* [Instruction]: Find the lines containing the word "kgCm" and copy every one of them.

* [Working data]:

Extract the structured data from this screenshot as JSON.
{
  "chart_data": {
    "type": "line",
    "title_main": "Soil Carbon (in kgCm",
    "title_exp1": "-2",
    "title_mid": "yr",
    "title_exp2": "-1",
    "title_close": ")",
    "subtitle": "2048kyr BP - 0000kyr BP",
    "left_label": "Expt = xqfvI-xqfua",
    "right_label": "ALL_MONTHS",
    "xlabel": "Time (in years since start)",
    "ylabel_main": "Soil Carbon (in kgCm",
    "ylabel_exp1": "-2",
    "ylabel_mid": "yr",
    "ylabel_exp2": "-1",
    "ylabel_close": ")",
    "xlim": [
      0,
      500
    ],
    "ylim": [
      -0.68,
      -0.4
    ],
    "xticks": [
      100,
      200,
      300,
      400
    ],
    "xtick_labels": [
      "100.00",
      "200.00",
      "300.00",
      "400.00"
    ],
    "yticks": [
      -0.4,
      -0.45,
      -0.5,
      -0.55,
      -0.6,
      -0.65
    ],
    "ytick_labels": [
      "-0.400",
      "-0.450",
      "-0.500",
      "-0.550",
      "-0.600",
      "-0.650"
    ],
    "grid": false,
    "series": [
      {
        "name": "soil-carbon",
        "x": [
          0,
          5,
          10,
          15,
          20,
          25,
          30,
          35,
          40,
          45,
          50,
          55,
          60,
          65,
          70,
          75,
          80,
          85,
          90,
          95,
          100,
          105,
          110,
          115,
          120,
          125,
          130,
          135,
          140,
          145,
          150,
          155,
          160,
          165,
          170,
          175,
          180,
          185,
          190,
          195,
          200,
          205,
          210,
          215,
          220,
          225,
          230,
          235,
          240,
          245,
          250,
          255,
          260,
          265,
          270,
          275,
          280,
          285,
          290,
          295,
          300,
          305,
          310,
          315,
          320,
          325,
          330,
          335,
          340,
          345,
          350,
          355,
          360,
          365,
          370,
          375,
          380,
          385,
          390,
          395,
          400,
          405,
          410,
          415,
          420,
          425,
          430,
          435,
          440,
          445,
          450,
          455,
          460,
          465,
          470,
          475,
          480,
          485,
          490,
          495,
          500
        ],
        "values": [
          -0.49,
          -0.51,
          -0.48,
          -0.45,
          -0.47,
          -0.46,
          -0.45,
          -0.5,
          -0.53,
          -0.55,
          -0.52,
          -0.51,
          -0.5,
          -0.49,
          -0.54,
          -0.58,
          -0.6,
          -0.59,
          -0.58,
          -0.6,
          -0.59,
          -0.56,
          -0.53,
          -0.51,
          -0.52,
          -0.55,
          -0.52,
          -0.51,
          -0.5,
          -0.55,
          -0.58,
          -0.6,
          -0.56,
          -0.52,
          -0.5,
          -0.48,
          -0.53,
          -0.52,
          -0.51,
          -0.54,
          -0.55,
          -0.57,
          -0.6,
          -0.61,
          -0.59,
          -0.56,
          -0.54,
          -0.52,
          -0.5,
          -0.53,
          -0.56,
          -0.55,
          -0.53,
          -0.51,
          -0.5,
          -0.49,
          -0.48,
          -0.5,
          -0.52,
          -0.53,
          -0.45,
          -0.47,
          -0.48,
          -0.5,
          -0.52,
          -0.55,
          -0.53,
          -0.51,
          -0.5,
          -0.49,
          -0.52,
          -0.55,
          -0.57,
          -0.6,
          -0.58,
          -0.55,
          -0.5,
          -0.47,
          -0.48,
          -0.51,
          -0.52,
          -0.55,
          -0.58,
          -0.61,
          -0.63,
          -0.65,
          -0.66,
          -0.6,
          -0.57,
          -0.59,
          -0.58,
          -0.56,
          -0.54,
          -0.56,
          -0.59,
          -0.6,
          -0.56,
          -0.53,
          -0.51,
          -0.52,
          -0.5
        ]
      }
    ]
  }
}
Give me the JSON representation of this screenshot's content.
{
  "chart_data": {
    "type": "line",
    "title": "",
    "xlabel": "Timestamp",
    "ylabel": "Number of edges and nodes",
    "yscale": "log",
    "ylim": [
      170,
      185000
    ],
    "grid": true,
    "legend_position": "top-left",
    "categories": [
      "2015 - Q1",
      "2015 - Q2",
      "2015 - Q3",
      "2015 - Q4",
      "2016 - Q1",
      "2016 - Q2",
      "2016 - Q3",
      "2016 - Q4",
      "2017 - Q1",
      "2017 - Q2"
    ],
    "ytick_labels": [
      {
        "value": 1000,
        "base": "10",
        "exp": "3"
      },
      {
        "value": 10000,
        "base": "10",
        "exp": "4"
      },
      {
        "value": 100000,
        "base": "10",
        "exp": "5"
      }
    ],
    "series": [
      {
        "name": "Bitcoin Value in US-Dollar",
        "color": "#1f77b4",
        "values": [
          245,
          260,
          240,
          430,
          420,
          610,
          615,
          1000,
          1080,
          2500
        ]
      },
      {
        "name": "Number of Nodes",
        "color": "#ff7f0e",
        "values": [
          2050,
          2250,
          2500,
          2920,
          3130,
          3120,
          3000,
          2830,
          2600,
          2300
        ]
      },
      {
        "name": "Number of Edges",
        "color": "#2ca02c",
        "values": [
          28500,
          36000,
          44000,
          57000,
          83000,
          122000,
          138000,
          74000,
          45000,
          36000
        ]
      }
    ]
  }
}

* * *

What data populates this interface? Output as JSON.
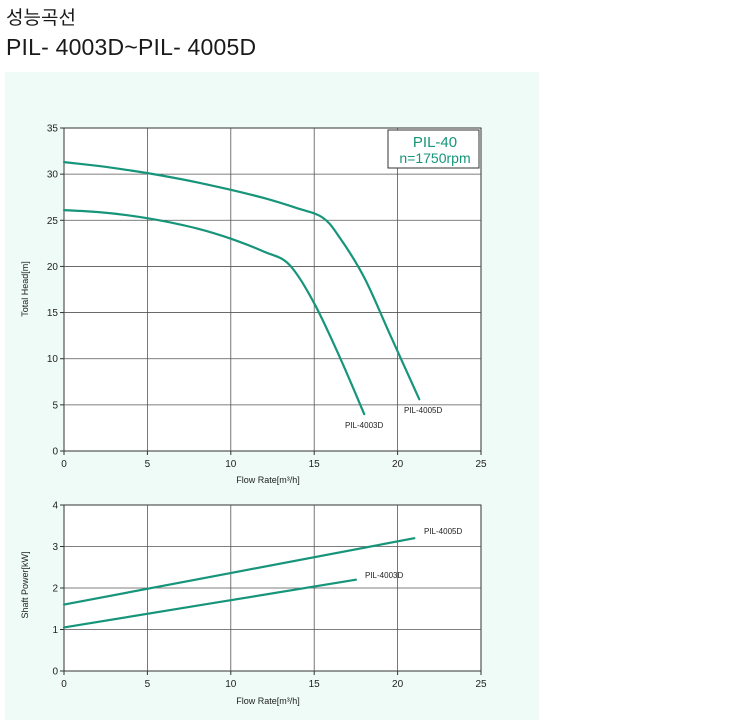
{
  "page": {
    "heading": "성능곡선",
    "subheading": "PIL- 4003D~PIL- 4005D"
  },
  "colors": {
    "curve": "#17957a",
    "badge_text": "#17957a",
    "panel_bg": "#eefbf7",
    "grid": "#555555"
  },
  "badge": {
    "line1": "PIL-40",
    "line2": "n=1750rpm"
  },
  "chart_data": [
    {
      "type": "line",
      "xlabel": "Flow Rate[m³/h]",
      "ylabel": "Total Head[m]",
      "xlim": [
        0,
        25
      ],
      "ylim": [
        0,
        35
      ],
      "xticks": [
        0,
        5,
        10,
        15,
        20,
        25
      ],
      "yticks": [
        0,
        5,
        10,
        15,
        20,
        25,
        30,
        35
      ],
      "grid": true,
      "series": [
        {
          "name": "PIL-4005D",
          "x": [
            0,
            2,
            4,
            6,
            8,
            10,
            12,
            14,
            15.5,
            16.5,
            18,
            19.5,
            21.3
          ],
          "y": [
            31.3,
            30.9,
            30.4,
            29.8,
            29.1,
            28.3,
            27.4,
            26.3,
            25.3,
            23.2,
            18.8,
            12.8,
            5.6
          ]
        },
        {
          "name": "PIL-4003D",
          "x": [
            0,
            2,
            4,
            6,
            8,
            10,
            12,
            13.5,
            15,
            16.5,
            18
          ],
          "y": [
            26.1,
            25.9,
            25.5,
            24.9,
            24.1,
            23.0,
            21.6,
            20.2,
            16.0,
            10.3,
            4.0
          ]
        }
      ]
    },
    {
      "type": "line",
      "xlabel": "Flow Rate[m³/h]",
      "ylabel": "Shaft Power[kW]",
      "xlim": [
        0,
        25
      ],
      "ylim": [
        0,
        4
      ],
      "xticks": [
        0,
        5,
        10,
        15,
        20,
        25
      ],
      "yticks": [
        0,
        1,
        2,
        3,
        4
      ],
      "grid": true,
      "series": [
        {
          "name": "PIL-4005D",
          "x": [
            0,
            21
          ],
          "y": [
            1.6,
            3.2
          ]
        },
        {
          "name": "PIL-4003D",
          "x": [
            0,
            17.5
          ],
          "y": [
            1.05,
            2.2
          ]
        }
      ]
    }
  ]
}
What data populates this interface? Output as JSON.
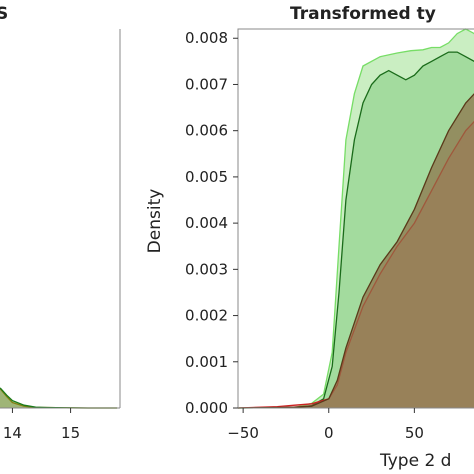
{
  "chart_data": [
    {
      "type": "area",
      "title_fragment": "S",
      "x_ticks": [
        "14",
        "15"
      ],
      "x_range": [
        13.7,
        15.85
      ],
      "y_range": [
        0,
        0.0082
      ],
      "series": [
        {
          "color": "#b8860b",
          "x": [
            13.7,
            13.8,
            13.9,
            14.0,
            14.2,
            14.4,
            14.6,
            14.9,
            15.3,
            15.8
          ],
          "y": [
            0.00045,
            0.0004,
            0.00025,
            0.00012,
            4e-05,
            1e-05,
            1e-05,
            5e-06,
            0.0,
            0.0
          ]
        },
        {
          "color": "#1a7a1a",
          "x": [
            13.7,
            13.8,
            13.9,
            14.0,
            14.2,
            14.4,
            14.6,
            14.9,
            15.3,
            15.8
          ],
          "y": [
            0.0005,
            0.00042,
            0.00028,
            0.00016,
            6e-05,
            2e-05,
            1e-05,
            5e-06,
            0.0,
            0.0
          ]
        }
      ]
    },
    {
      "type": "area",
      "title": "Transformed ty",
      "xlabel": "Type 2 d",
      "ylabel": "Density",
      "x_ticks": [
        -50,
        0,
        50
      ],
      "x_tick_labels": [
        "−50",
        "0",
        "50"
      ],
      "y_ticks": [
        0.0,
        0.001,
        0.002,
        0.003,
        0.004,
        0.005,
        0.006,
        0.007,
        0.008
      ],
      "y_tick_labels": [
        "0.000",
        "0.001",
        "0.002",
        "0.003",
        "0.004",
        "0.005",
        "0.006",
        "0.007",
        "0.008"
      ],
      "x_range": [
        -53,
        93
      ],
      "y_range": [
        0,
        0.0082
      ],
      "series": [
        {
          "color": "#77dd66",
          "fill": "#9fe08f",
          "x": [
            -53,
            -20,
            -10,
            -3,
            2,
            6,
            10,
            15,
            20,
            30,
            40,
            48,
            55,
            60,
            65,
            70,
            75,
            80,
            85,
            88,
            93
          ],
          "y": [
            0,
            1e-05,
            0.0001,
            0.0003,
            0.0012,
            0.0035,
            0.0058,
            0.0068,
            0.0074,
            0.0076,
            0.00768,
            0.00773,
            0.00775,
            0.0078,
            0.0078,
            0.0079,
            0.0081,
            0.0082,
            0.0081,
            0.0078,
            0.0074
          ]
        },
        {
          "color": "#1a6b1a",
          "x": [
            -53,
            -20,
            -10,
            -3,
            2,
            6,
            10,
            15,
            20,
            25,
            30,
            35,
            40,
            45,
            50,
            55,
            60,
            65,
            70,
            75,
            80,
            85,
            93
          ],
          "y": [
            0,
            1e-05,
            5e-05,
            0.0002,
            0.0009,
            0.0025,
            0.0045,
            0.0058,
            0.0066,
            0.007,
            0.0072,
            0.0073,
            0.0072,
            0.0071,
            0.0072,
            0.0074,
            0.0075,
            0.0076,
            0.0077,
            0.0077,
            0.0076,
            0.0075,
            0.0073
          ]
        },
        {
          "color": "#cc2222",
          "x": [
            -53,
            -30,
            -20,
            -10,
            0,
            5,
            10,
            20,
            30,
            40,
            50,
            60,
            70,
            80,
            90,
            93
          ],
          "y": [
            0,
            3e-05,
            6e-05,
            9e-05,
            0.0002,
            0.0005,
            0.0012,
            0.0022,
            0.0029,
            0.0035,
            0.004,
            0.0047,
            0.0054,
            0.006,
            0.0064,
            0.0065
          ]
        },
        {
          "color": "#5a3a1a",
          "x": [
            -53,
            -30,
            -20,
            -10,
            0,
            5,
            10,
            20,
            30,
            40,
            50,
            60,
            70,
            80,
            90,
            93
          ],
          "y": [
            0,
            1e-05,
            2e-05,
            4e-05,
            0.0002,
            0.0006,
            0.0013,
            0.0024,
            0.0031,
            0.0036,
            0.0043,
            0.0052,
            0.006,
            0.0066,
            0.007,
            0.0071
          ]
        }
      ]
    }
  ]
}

* [Task answer]:
    "title_main": "Soil Carbon (in kgCm",
    "ylabel_main": "Soil Carbon (in kgCm",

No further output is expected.